• [Given information]:
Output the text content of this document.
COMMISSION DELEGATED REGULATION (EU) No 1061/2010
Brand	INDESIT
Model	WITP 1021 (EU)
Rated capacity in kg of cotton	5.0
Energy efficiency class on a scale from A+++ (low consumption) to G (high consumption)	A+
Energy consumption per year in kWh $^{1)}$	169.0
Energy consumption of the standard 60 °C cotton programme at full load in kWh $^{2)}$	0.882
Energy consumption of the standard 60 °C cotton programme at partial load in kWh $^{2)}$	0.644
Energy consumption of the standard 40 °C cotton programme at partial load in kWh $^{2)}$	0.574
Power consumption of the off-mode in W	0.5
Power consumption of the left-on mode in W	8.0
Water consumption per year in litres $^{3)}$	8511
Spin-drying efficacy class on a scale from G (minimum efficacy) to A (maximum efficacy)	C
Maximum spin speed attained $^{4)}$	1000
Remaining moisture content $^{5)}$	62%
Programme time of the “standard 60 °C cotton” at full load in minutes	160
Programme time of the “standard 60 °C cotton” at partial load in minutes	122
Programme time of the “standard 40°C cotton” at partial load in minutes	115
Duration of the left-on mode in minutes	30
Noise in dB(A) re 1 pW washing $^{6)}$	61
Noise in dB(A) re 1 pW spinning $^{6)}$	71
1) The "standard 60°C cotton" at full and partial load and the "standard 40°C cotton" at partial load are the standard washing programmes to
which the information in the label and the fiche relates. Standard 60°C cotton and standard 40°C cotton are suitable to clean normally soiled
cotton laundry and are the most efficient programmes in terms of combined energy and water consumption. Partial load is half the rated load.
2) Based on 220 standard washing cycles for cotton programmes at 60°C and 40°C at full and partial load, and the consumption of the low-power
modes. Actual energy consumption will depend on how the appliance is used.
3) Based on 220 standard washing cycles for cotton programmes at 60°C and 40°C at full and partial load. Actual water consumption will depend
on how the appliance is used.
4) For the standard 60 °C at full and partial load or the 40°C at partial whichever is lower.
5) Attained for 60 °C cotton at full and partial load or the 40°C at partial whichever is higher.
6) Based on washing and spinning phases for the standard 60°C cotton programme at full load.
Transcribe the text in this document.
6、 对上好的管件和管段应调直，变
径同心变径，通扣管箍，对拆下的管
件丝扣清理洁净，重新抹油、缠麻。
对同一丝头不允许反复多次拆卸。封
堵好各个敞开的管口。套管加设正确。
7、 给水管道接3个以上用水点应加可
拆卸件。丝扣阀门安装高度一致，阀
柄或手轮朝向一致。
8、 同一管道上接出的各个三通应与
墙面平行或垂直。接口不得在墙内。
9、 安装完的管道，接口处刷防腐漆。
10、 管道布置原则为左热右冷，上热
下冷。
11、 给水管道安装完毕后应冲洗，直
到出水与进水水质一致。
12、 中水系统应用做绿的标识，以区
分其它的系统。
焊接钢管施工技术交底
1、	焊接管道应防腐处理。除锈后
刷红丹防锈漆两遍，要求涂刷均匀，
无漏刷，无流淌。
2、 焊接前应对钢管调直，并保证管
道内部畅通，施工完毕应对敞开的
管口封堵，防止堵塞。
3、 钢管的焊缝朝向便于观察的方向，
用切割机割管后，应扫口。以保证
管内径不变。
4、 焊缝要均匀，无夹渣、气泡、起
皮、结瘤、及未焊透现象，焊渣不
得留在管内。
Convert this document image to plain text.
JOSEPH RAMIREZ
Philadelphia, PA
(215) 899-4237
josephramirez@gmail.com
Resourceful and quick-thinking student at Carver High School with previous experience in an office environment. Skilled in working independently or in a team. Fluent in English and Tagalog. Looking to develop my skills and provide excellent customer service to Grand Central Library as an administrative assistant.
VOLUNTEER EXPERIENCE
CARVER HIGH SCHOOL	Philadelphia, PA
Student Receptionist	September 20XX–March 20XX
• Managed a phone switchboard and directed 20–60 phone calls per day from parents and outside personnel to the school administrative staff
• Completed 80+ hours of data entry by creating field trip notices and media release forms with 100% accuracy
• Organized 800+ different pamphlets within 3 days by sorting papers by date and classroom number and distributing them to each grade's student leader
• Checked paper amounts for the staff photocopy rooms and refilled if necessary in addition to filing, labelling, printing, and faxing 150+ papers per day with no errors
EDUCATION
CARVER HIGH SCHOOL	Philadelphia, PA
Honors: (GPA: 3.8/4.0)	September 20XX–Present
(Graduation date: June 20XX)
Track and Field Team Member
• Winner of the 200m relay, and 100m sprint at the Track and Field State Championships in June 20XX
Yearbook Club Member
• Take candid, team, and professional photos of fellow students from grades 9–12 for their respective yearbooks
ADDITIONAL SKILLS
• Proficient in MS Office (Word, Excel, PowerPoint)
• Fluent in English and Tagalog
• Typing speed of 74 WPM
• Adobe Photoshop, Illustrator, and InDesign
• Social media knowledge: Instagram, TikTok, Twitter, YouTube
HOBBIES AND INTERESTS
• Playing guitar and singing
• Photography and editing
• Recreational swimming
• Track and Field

• [What the task asks]: Reproduce each entry above exactly, keeping every word.

• [Completed exercise]:
Output the text content of this document.
COMMISSION DELEGATED REGULATION (EU) No 1061/2010
Brand	INDESIT
Model	WITP 1021 (EU)
Rated capacity in kg of cotton	5.0
Energy efficiency class on a scale from A+++ (low consumption) to G (high consumption)	A+
Energy consumption per year in kWh $^{1)}$	169.0
Energy consumption of the standard 60 °C cotton programme at full load in kWh $^{2)}$	0.882
Energy consumption of the standard 60 °C cotton programme at partial load in kWh $^{2)}$	0.644
Energy consumption of the standard 40 °C cotton programme at partial load in kWh $^{2)}$	0.574
Power consumption of the off-mode in W	0.5
Power consumption of the left-on mode in W	8.0
Water consumption per year in litres $^{3)}$	8511
Spin-drying efficacy class on a scale from G (minimum efficacy) to A (maximum efficacy)	C
Maximum spin speed attained $^{4)}$	1000
Remaining moisture content $^{5)}$	62%
Programme time of the “standard 60 °C cotton” at full load in minutes	160
Programme time of the “standard 60 °C cotton” at partial load in minutes	122
Programme time of the “standard 40°C cotton” at partial load in minutes	115
Duration of the left-on mode in minutes	30
Noise in dB(A) re 1 pW washing $^{6)}$	61
Noise in dB(A) re 1 pW spinning $^{6)}$	71
1) The "standard 60°C cotton" at full and partial load and the "standard 40°C cotton" at partial load are the standard washing programmes to
which the information in the label and the fiche relates. Standard 60°C cotton and standard 40°C cotton are suitable to clean normally soiled
cotton laundry and are the most efficient programmes in terms of combined energy and water consumption. Partial load is half the rated load.
2) Based on 220 standard washing cycles for cotton programmes at 60°C and 40°C at full and partial load, and the consumption of the low-power
modes. Actual energy consumption will depend on how the appliance is used.
3) Based on 220 standard washing cycles for cotton programmes at 60°C and 40°C at full and partial load. Actual water consumption will depend
on how the appliance is used.
4) For the standard 60 °C at full and partial load or the 40°C at partial whichever is lower.
5) Attained for 60 °C cotton at full and partial load or the 40°C at partial whichever is higher.
6) Based on washing and spinning phases for the standard 60°C cotton programme at full load.
Transcribe the text in this document.
6、 对上好的管件和管段应调直，变
径同心变径，通扣管箍，对拆下的管
件丝扣清理洁净，重新抹油、缠麻。
对同一丝头不允许反复多次拆卸。封
堵好各个敞开的管口。套管加设正确。
7、 给水管道接3个以上用水点应加可
拆卸件。丝扣阀门安装高度一致，阀
柄或手轮朝向一致。
8、 同一管道上接出的各个三通应与
墙面平行或垂直。接口不得在墙内。
9、 安装完的管道，接口处刷防腐漆。
10、 管道布置原则为左热右冷，上热
下冷。
11、 给水管道安装完毕后应冲洗，直
到出水与进水水质一致。
12、 中水系统应用做绿的标识，以区
分其它的系统。
焊接钢管施工技术交底
1、	焊接管道应防腐处理。除锈后
刷红丹防锈漆两遍，要求涂刷均匀，
无漏刷，无流淌。
2、 焊接前应对钢管调直，并保证管
道内部畅通，施工完毕应对敞开的
管口封堵，防止堵塞。
3、 钢管的焊缝朝向便于观察的方向，
用切割机割管后，应扫口。以保证
管内径不变。
4、 焊缝要均匀，无夹渣、气泡、起
皮、结瘤、及未焊透现象，焊渣不
得留在管内。
Convert this document image to plain text.
JOSEPH RAMIREZ
Philadelphia, PA
(215) 899-4237
josephramirez@gmail.com
Resourceful and quick-thinking student at Carver High School with previous experience in an office environment. Skilled in working independently or in a team. Fluent in English and Tagalog. Looking to develop my skills and provide excellent customer service to Grand Central Library as an administrative assistant.
VOLUNTEER EXPERIENCE
CARVER HIGH SCHOOL	Philadelphia, PA
Student Receptionist	September 20XX–March 20XX
• Managed a phone switchboard and directed 20–60 phone calls per day from parents and outside personnel to the school administrative staff
• Completed 80+ hours of data entry by creating field trip notices and media release forms with 100% accuracy
• Organized 800+ different pamphlets within 3 days by sorting papers by date and classroom number and distributing them to each grade's student leader
• Checked paper amounts for the staff photocopy rooms and refilled if necessary in addition to filing, labelling, printing, and faxing 150+ papers per day with no errors
EDUCATION
CARVER HIGH SCHOOL	Philadelphia, PA
Honors: (GPA: 3.8/4.0)	September 20XX–Present
(Graduation date: June 20XX)
Track and Field Team Member
• Winner of the 200m relay, and 100m sprint at the Track and Field State Championships in June 20XX
Yearbook Club Member
• Take candid, team, and professional photos of fellow students from grades 9–12 for their respective yearbooks
ADDITIONAL SKILLS
• Proficient in MS Office (Word, Excel, PowerPoint)
• Fluent in English and Tagalog
• Typing speed of 74 WPM
• Adobe Photoshop, Illustrator, and InDesign
• Social media knowledge: Instagram, TikTok, Twitter, YouTube
HOBBIES AND INTERESTS
• Playing guitar and singing
• Photography and editing
• Recreational swimming
• Track and Field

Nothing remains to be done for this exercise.